[SHORT TASK 1]:
For the post about writing fantasy stories, decide whether each statement agrees with it: (a) the writer works as an IT consultant / Enterprise Architect; (b) the writer has signed up for a NaNoWriMo event in March; (c) the writer says they intend to stop scribbling. Answer yes or no for each, and quote the words that decide it.
[SHORT TASK 2]:
In the post about writing fantasy stories, rewrite everything from "I write (well, I" down to "hits the spot.", changing "tortoise" to "snail".

I like writing fantasy ghost fairy stories that at times have a fairly strong religious content, so lots of angels and demons muscling their way in.

I write (well, I try to) because I now can. The day job of being an IT consultant / Enterprise Architect doesn’t get in the way.


I’ve also signed up for the April NaNoWriMo malarkey.

Why do you think you’ve been lazy during March? One person’s version of laziness is another person’s vision of frenetic activity. For me, just steadily plodding along like a tortoise, hits the spot.

Brigitte, I did say that the sun is coming out. That means when I'm walking the dog down the old bridleway, inspiration can strike. For example, in the late afternoon, seeing sudden shafts of golden light pierce the tangled trees and shrubs, illuminating midges dancing their vertical ballet in the narrow corridor of warmth. I didn't say I was going to stop scribbling....just need to get out more to work out how to weave everyday life into my stories.

Brigitte, I'm tempted to imitate Brenda from Bristol, and say "You're joking? Not another one."

[EXTRACTED DATA]:
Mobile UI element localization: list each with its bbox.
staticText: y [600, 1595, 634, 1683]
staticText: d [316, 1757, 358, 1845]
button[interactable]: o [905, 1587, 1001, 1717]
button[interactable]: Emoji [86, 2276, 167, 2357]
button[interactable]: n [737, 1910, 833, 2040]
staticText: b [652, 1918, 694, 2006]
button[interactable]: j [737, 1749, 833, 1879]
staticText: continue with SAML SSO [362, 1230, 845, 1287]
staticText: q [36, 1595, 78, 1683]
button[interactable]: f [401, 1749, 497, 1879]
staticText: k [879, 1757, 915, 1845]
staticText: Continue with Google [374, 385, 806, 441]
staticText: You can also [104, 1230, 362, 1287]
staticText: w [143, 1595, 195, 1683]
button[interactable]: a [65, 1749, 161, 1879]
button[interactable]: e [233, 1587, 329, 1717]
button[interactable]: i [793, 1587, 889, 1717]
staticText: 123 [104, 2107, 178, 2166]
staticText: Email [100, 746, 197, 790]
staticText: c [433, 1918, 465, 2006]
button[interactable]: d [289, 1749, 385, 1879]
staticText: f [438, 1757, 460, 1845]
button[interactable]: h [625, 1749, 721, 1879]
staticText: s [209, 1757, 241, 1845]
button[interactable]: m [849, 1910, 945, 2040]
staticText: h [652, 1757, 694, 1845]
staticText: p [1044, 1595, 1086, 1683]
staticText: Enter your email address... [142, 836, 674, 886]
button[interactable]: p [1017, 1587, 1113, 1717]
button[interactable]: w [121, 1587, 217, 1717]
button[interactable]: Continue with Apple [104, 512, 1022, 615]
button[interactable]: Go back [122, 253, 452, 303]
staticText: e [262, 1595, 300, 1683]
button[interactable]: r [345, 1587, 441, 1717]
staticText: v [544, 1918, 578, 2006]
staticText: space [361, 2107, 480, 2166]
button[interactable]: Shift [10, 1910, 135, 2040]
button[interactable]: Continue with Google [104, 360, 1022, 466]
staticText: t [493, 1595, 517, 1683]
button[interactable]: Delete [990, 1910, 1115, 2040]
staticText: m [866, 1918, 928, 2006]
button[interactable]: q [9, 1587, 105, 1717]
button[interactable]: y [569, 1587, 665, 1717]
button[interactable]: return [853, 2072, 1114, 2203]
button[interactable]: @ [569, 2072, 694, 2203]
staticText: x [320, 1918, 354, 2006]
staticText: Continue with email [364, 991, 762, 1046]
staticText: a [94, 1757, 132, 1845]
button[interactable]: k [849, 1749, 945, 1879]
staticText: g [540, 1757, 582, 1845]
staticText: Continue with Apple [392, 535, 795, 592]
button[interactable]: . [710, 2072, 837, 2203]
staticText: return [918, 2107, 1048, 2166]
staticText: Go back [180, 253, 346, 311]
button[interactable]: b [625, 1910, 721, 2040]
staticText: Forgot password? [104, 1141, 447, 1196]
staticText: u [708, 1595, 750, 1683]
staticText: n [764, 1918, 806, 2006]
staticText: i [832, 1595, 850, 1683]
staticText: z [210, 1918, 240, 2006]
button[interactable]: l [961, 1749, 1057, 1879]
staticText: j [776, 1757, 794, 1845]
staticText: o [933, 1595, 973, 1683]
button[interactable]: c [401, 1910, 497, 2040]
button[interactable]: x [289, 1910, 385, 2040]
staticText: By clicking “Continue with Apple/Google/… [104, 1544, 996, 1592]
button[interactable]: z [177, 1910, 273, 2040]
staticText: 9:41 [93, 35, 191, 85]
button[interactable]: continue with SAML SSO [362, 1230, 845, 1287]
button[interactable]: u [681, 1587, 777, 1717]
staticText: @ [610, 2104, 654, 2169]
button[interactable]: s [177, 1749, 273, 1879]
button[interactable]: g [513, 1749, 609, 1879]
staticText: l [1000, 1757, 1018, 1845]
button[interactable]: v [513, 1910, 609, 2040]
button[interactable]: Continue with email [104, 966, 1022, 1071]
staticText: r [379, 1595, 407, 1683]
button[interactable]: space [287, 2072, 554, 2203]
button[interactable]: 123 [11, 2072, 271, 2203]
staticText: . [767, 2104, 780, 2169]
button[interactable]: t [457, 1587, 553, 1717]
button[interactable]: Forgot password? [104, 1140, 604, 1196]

[EXERCISE SOLUTION 1]:
(a) Yes: "The day job of being an IT consultant / Enterprise Architect doesn’t get in the way."
(b) No: "I’ve also signed up for the April NaNoWriMo malarkey."
(c) No: "I didn't say I was going to stop scribbling"

[EXERCISE SOLUTION 2]:
I write (well, I try to) because I now can. The day job of being an IT consultant / Enterprise Architect doesn’t get in the way.


I’ve also signed up for the April NaNoWriMo malarkey.

Why do you think you’ve been lazy during March? One person’s version of laziness is another person’s vision of frenetic activity. For me, just steadily plodding along like a snail, hits the spot.